→ YOUR GOAL: List every line below containing "name".

---------- EXERCISE DATA ----------

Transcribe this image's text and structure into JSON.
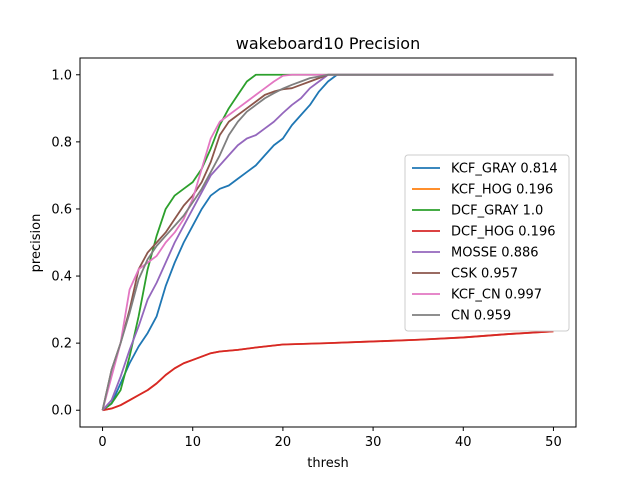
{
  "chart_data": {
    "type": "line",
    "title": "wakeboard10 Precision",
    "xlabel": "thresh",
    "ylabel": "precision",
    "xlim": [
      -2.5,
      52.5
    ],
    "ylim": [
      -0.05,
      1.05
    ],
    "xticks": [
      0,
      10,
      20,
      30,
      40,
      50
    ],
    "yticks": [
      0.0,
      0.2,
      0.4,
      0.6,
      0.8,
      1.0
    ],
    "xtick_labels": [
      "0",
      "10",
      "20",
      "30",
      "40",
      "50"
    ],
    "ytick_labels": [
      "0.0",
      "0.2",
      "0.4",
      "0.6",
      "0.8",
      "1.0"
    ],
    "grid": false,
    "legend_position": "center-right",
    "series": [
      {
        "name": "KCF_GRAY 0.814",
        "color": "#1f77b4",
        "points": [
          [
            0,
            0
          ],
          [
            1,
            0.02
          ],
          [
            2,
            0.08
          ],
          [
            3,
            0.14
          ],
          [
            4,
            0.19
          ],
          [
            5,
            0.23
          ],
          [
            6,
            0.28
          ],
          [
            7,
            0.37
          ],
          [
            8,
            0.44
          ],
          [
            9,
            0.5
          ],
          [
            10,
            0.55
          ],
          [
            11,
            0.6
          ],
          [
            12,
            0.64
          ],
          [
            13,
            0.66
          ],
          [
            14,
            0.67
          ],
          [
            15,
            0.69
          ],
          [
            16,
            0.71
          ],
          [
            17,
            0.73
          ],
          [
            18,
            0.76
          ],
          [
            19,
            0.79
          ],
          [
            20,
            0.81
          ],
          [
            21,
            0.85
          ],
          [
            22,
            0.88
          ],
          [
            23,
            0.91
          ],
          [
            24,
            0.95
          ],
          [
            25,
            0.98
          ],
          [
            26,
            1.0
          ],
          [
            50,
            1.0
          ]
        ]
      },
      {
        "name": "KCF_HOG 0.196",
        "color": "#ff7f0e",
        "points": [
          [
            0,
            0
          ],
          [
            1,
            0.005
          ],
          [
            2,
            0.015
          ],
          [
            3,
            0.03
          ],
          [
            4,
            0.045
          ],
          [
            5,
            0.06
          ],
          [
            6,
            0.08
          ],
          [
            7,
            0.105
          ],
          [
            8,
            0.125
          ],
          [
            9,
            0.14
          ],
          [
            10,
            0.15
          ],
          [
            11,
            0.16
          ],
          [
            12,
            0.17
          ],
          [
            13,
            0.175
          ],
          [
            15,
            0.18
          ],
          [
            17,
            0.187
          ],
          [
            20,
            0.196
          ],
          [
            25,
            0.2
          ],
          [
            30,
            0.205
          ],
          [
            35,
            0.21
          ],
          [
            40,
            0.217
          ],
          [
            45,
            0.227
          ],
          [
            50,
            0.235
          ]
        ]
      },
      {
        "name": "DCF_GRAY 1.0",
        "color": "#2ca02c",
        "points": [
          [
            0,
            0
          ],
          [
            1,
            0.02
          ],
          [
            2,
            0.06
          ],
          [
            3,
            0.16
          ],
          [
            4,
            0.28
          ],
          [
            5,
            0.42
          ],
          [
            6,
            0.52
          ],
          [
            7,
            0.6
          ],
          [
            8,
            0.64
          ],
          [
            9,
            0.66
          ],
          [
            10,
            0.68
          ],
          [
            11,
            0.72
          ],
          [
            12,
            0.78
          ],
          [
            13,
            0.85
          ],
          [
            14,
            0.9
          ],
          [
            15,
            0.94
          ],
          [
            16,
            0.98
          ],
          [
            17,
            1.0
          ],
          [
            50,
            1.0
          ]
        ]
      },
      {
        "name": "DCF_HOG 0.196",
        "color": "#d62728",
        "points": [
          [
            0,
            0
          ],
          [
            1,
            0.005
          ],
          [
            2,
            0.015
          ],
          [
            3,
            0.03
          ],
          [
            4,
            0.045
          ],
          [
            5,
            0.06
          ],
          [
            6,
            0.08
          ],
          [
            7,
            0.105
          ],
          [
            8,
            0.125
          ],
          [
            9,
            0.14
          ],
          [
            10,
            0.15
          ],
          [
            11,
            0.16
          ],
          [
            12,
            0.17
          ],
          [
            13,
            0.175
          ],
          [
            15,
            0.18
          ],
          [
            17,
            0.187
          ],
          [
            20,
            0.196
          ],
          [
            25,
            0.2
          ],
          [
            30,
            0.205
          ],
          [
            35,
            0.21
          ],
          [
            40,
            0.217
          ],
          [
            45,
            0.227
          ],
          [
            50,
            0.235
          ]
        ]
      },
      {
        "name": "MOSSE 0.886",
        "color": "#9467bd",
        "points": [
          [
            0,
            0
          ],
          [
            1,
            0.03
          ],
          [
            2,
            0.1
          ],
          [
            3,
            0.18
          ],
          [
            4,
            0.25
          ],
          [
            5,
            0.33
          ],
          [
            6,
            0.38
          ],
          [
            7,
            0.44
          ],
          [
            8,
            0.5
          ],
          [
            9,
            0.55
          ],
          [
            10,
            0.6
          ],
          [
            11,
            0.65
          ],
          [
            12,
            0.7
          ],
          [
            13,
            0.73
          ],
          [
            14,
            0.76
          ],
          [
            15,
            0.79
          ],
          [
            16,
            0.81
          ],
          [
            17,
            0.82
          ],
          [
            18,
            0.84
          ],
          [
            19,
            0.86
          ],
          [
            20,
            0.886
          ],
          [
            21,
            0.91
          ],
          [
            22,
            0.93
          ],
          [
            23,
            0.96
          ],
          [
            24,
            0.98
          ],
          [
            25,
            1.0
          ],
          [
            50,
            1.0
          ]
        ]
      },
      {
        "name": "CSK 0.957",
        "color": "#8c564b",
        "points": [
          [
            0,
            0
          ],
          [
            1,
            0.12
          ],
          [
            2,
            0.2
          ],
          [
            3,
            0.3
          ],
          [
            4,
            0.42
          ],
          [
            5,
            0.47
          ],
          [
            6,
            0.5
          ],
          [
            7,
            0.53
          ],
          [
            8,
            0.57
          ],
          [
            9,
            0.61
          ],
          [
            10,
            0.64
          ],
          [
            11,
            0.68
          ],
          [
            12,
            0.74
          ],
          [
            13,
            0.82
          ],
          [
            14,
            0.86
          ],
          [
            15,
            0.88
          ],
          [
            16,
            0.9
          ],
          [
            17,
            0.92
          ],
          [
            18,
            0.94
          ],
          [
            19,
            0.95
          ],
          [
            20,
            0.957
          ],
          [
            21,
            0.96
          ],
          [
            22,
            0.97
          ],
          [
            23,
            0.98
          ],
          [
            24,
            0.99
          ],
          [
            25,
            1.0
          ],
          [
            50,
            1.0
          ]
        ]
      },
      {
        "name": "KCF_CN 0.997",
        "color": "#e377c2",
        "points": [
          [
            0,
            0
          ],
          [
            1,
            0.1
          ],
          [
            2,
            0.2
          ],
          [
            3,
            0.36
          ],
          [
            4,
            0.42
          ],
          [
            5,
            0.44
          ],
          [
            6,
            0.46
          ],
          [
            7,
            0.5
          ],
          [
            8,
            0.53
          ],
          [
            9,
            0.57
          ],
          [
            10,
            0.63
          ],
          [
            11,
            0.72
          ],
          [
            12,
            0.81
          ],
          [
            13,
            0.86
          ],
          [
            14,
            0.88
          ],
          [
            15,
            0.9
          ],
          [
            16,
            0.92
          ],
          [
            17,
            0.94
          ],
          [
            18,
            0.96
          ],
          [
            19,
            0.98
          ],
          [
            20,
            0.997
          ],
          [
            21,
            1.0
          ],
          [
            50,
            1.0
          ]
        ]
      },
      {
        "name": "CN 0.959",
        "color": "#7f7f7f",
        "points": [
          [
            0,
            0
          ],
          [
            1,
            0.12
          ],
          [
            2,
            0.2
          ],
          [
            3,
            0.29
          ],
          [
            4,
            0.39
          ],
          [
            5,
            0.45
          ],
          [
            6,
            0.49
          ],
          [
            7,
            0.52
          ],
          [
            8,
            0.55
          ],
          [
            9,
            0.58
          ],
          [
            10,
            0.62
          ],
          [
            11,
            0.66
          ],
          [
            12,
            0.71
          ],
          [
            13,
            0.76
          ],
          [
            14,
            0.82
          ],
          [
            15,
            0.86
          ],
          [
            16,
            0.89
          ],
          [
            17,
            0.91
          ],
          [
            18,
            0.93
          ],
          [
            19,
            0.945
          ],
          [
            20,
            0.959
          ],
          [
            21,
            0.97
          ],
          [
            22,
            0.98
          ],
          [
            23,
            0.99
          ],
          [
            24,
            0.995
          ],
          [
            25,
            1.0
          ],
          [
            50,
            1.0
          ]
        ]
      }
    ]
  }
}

----------

→ FINISHED EXERCISE:
        "name": "KCF_GRAY 0.814",
        "name": "KCF_HOG 0.196",
        "name": "DCF_GRAY 1.0",
        "name": "DCF_HOG 0.196",
        "name": "MOSSE 0.886",
        "name": "CSK 0.957",
        "name": "KCF_CN 0.997",
        "name": "CN 0.959",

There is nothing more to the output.